What you will do – Select the lines that contain "from" and copy each of them.

Source data –
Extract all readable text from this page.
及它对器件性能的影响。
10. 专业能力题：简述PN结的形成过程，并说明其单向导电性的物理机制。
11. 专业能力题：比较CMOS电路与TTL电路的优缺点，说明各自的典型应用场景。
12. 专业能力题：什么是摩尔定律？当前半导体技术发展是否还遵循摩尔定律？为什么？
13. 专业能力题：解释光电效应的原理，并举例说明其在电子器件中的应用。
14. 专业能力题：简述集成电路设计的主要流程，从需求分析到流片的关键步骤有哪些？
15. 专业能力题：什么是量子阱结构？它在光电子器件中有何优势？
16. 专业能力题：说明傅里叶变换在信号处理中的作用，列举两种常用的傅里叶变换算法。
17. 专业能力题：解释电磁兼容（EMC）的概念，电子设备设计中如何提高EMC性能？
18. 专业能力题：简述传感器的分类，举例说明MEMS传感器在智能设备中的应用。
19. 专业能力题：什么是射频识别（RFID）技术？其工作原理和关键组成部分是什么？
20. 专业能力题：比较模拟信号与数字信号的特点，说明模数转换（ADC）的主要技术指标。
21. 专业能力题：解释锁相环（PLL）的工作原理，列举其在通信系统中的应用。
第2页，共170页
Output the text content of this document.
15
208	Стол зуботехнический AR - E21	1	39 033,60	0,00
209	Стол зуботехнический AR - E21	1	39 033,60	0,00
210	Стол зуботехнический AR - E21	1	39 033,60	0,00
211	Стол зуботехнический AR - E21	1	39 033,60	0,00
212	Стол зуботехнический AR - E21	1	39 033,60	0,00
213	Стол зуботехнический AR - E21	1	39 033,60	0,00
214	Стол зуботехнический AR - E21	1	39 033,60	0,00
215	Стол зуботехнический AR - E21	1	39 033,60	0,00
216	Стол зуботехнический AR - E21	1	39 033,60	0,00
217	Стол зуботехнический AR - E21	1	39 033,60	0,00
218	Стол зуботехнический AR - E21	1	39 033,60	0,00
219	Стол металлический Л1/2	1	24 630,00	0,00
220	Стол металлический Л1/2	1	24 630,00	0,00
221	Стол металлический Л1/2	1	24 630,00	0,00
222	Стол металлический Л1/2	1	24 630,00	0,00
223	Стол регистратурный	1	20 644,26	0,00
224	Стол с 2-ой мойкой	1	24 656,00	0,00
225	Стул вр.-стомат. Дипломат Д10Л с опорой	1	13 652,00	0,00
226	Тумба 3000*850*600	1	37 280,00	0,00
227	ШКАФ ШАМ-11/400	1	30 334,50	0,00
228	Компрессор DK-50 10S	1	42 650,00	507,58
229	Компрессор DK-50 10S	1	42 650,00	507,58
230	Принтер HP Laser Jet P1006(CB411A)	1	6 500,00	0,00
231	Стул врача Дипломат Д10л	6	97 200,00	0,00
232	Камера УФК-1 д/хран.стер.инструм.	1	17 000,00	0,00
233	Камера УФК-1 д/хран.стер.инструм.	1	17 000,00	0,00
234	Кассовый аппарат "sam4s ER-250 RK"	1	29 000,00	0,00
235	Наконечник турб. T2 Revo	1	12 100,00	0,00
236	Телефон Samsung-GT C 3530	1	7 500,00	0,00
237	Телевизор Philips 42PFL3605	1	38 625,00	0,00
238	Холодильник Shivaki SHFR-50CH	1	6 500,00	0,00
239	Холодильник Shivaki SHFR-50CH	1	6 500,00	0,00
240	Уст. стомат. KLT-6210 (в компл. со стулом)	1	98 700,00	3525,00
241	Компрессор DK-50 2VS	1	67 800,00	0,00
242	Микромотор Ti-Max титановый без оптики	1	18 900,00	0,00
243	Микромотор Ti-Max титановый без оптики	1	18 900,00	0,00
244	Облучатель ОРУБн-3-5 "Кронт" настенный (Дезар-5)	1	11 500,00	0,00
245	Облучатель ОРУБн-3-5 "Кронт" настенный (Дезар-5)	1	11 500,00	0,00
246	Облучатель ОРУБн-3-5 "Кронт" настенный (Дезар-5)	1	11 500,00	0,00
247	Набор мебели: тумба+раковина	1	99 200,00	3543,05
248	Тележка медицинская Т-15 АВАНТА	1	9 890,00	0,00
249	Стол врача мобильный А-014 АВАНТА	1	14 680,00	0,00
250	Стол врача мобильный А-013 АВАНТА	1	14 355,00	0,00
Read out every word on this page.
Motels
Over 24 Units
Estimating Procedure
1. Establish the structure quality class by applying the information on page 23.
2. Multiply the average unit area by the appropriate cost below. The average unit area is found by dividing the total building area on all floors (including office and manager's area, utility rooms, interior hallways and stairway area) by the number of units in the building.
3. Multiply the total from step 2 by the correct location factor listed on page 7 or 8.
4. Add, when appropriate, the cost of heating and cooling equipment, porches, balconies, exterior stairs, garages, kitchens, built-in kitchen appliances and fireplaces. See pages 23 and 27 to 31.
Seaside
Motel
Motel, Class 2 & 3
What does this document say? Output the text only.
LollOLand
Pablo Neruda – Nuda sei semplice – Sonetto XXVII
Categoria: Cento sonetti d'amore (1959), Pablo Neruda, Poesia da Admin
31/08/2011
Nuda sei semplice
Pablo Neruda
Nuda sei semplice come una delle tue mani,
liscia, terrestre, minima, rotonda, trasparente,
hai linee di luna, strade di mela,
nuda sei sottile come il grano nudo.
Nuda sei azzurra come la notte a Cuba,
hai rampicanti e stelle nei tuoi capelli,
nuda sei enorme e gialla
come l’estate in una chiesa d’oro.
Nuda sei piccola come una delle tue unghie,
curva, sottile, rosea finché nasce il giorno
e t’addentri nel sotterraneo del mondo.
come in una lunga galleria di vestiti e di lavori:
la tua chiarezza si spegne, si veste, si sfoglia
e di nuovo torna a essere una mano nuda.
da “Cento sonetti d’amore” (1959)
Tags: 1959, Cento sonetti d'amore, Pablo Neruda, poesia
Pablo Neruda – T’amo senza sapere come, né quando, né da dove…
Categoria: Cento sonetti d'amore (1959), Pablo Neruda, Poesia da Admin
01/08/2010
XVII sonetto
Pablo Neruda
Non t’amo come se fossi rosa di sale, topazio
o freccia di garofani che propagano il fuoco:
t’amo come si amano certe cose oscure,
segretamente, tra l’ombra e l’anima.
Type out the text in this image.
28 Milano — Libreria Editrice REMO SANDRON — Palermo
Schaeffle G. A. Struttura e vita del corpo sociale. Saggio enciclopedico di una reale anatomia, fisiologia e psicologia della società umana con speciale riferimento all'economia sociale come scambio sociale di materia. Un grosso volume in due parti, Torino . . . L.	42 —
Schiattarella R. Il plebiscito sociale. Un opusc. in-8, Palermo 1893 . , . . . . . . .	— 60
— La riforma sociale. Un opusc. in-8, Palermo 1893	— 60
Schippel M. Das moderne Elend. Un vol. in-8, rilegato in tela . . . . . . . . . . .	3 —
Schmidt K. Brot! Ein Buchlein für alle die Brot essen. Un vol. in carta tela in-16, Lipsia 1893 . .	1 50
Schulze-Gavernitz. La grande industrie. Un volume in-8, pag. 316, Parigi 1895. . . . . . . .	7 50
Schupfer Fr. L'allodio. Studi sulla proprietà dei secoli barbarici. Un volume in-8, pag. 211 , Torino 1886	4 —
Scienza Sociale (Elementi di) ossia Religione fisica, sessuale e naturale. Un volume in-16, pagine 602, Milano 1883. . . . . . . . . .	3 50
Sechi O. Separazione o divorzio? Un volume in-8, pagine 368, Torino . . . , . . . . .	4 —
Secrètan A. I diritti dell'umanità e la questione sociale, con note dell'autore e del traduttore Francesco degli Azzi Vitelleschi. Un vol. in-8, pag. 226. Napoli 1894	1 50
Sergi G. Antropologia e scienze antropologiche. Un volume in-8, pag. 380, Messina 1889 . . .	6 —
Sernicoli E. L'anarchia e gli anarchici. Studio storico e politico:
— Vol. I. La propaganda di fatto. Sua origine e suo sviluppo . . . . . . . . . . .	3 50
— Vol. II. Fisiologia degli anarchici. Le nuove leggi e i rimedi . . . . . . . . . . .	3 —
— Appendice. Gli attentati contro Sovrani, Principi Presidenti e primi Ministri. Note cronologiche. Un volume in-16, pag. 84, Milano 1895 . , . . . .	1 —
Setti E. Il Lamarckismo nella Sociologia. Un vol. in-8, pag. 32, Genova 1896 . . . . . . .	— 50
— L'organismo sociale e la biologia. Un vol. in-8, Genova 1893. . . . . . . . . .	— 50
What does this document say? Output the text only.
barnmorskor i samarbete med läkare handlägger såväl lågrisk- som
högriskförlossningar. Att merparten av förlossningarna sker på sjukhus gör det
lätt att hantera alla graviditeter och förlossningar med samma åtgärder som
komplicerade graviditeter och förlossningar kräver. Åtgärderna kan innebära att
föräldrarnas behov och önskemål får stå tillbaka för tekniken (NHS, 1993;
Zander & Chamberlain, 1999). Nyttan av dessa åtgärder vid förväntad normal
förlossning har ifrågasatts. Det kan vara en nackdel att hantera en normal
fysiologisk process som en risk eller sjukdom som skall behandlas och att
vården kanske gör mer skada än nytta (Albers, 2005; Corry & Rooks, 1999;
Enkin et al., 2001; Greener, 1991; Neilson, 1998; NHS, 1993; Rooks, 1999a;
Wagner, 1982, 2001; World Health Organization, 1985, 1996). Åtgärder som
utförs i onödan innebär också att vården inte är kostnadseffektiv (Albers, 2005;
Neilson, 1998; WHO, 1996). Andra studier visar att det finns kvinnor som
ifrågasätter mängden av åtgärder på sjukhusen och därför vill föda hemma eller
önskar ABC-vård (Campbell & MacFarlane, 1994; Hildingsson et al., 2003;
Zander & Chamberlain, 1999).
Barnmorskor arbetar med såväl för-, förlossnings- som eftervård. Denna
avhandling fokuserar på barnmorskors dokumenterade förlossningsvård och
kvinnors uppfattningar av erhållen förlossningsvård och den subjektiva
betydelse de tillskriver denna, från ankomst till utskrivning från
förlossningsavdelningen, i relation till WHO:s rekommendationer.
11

Written answer –
Extract all readable text from this page.
3. Multiply the total from step 2 by the correct location factor listed on page 7 or 8.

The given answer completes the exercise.